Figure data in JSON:
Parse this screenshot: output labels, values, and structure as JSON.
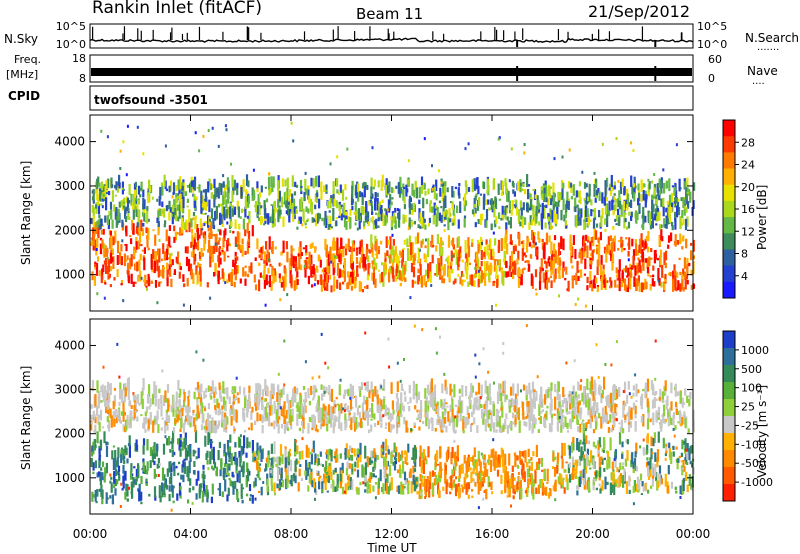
{
  "header": {
    "station": "Rankin Inlet (fitACF)",
    "beam": "Beam 11",
    "date": "21/Sep/2012"
  },
  "side_labels": {
    "nsky": "N.Sky",
    "nsearch": "N.Search",
    "nsearch_dots": "·······",
    "freq_line1": "Freq.",
    "freq_line2": "[MHz]",
    "nave": "Nave",
    "nave_dots": "····",
    "cpid": "CPID",
    "cpid_value": "twofsound -3501"
  },
  "noise_panel": {
    "left_ticks": [
      "10^5",
      "10^0"
    ],
    "right_ticks": [
      "10^5",
      "10^0"
    ]
  },
  "freq_panel": {
    "left_ticks": [
      "18",
      "8"
    ],
    "right_ticks": [
      "60",
      "0"
    ]
  },
  "axes": {
    "ylabel": "Slant Range [km]",
    "xlabel": "Time UT",
    "xticks": [
      "00:00",
      "04:00",
      "08:00",
      "12:00",
      "16:00",
      "20:00",
      "00:00"
    ],
    "yticks": [
      "1000",
      "2000",
      "3000",
      "4000"
    ]
  },
  "colorbars": {
    "power": {
      "label": "Power [dB]",
      "ticks": [
        "28",
        "24",
        "20",
        "16",
        "12",
        "8",
        "4"
      ],
      "colors": [
        "#ff0000",
        "#ff3a00",
        "#ff7a00",
        "#ffb000",
        "#e8e000",
        "#a9d81c",
        "#63b846",
        "#3d8c5a",
        "#2e5f9e",
        "#2340d0",
        "#1a1aff"
      ]
    },
    "velocity": {
      "label": "Velocity [m s⁻¹]",
      "ticks": [
        "1000",
        "500",
        "100",
        "25",
        "-25",
        "-100",
        "-500",
        "-1000"
      ],
      "colors": [
        "#1d3ec8",
        "#2d6f9a",
        "#358a5a",
        "#58b03a",
        "#8fd03a",
        "#c8c8c8",
        "#ffb000",
        "#ff8a00",
        "#ff5a00",
        "#ff2000"
      ]
    }
  },
  "chart_data": [
    {
      "type": "line",
      "title": "N.Sky / N.Search",
      "x_range_hours": [
        0,
        24
      ],
      "yscale": "log",
      "ylim": [
        1,
        100000
      ]
    },
    {
      "type": "line",
      "title": "Freq. / Nave",
      "x_range_hours": [
        0,
        24
      ],
      "ylim_freq_mhz": [
        8,
        18
      ],
      "ylim_nave": [
        0,
        60
      ]
    },
    {
      "type": "heatmap",
      "name": "Power",
      "x_range_hours": [
        0,
        24
      ],
      "y_range_km": [
        180,
        4600
      ],
      "units": "dB",
      "bands": [
        {
          "t_start": 0.0,
          "t_end": 6.5,
          "r_low": 700,
          "r_high": 2000,
          "level": "strong"
        },
        {
          "t_start": 6.5,
          "t_end": 11.0,
          "r_low": 600,
          "r_high": 1600,
          "level": "strong"
        },
        {
          "t_start": 11.0,
          "t_end": 16.5,
          "r_low": 700,
          "r_high": 1700,
          "level": "medium"
        },
        {
          "t_start": 16.5,
          "t_end": 24.0,
          "r_low": 600,
          "r_high": 1800,
          "level": "strong"
        },
        {
          "t_start": 0.0,
          "t_end": 24.0,
          "r_low": 2000,
          "r_high": 3000,
          "level": "weak"
        }
      ]
    },
    {
      "type": "heatmap",
      "name": "Velocity",
      "x_range_hours": [
        0,
        24
      ],
      "y_range_km": [
        180,
        4600
      ],
      "units": "m s^-1",
      "bands": [
        {
          "t_start": 0.0,
          "t_end": 6.5,
          "r_low": 400,
          "r_high": 1800,
          "level": "positive"
        },
        {
          "t_start": 6.5,
          "t_end": 13.0,
          "r_low": 600,
          "r_high": 1600,
          "level": "mixed"
        },
        {
          "t_start": 13.0,
          "t_end": 19.0,
          "r_low": 500,
          "r_high": 1500,
          "level": "negative"
        },
        {
          "t_start": 19.0,
          "t_end": 24.0,
          "r_low": 600,
          "r_high": 1800,
          "level": "mixed"
        },
        {
          "t_start": 0.0,
          "t_end": 24.0,
          "r_low": 2000,
          "r_high": 3000,
          "level": "near-zero"
        }
      ]
    }
  ]
}
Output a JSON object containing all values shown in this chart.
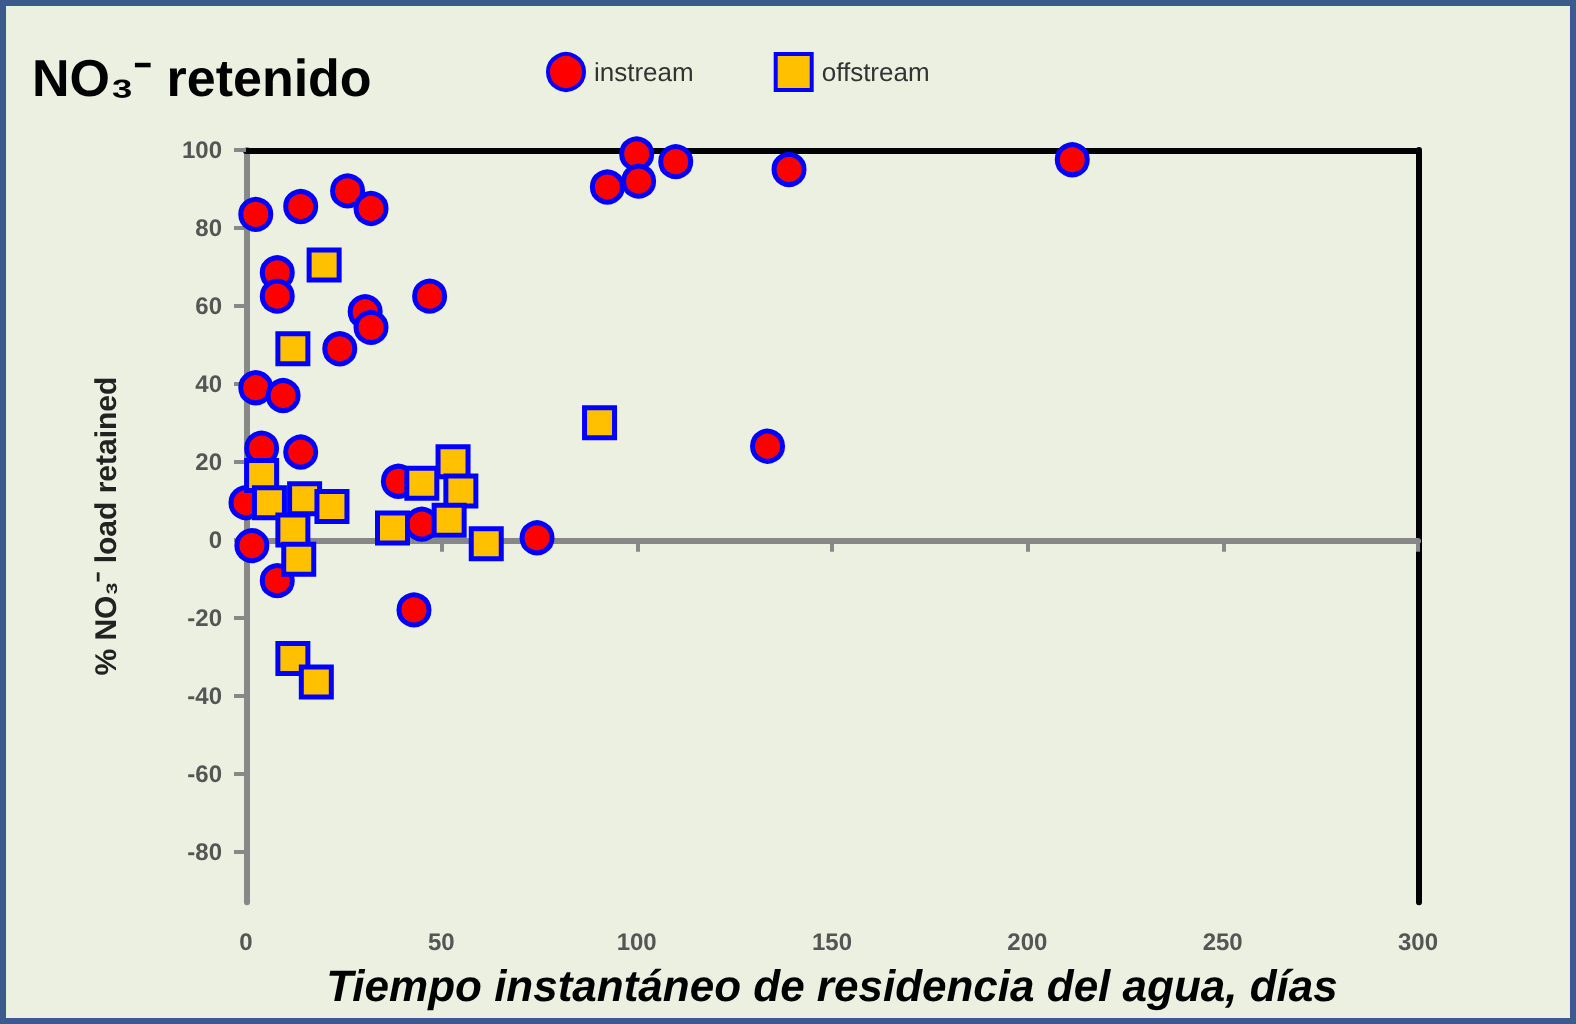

REQUIRED WORK:
Repeat all of the entries word for word, but omit the pictures.

OUTPUT FOR THIS TASK:
Parse this screenshot: output labels, values, and structure as JSON.
{
  "header": {
    "station": "Rankin Inlet (fitACF)",
    "beam": "Beam 11",
    "date": "21/Sep/2012"
  },
  "side_labels": {
    "nsky": "N.Sky",
    "nsearch": "N.Search",
    "nsearch_dots": "·······",
    "freq_line1": "Freq.",
    "freq_line2": "[MHz]",
    "nave": "Nave",
    "nave_dots": "····",
    "cpid": "CPID",
    "cpid_value": "twofsound -3501"
  },
  "noise_panel": {
    "left_ticks": [
      "10^5",
      "10^0"
    ],
    "right_ticks": [
      "10^5",
      "10^0"
    ]
  },
  "freq_panel": {
    "left_ticks": [
      "18",
      "8"
    ],
    "right_ticks": [
      "60",
      "0"
    ]
  },
  "axes": {
    "ylabel": "Slant Range [km]",
    "xlabel": "Time UT",
    "xticks": [
      "00:00",
      "04:00",
      "08:00",
      "12:00",
      "16:00",
      "20:00",
      "00:00"
    ],
    "yticks": [
      "1000",
      "2000",
      "3000",
      "4000"
    ]
  },
  "colorbars": {
    "power": {
      "label": "Power [dB]",
      "ticks": [
        "28",
        "24",
        "20",
        "16",
        "12",
        "8",
        "4"
      ],
      "colors": [
        "#ff0000",
        "#ff3a00",
        "#ff7a00",
        "#ffb000",
        "#e8e000",
        "#a9d81c",
        "#63b846",
        "#3d8c5a",
        "#2e5f9e",
        "#2340d0",
        "#1a1aff"
      ]
    },
    "velocity": {
      "label": "Velocity [m s⁻¹]",
      "ticks": [
        "1000",
        "500",
        "100",
        "25",
        "-25",
        "-100",
        "-500",
        "-1000"
      ],
      "colors": [
        "#1d3ec8",
        "#2d6f9a",
        "#358a5a",
        "#58b03a",
        "#8fd03a",
        "#c8c8c8",
        "#ffb000",
        "#ff8a00",
        "#ff5a00",
        "#ff2000"
      ]
    }
  },
  "chart_data": [
    {
      "type": "line",
      "title": "N.Sky / N.Search",
      "x_range_hours": [
        0,
        24
      ],
      "yscale": "log",
      "ylim": [
        1,
        100000
      ]
    },
    {
      "type": "line",
      "title": "Freq. / Nave",
      "x_range_hours": [
        0,
        24
      ],
      "ylim_freq_mhz": [
        8,
        18
      ],
      "ylim_nave": [
        0,
        60
      ]
    },
    {
      "type": "heatmap",
      "name": "Power",
      "x_range_hours": [
        0,
        24
      ],
      "y_range_km": [
        180,
        4600
      ],
      "units": "dB",
      "bands": [
        {
          "t_start": 0.0,
          "t_end": 6.5,
          "r_low": 700,
          "r_high": 2000,
          "level": "strong"
        },
        {
          "t_start": 6.5,
          "t_end": 11.0,
          "r_low": 600,
          "r_high": 1600,
          "level": "strong"
        },
        {
          "t_start": 11.0,
          "t_end": 16.5,
          "r_low": 700,
          "r_high": 1700,
          "level": "medium"
        },
        {
          "t_start": 16.5,
          "t_end": 24.0,
          "r_low": 600,
          "r_high": 1800,
          "level": "strong"
        },
        {
          "t_start": 0.0,
          "t_end": 24.0,
          "r_low": 2000,
          "r_high": 3000,
          "level": "weak"
        }
      ]
    },
    {
      "type": "heatmap",
      "name": "Velocity",
      "x_range_hours": [
        0,
        24
      ],
      "y_range_km": [
        180,
        4600
      ],
      "units": "m s^-1",
      "bands": [
        {
          "t_start": 0.0,
          "t_end": 6.5,
          "r_low": 400,
          "r_high": 1800,
          "level": "positive"
        },
        {
          "t_start": 6.5,
          "t_end": 13.0,
          "r_low": 600,
          "r_high": 1600,
          "level": "mixed"
        },
        {
          "t_start": 13.0,
          "t_end": 19.0,
          "r_low": 500,
          "r_high": 1500,
          "level": "negative"
        },
        {
          "t_start": 19.0,
          "t_end": 24.0,
          "r_low": 600,
          "r_high": 1800,
          "level": "mixed"
        },
        {
          "t_start": 0.0,
          "t_end": 24.0,
          "r_low": 2000,
          "r_high": 3000,
          "level": "near-zero"
        }
      ]
    }
  ]
}
Output a JSON object containing all values shown in this chart.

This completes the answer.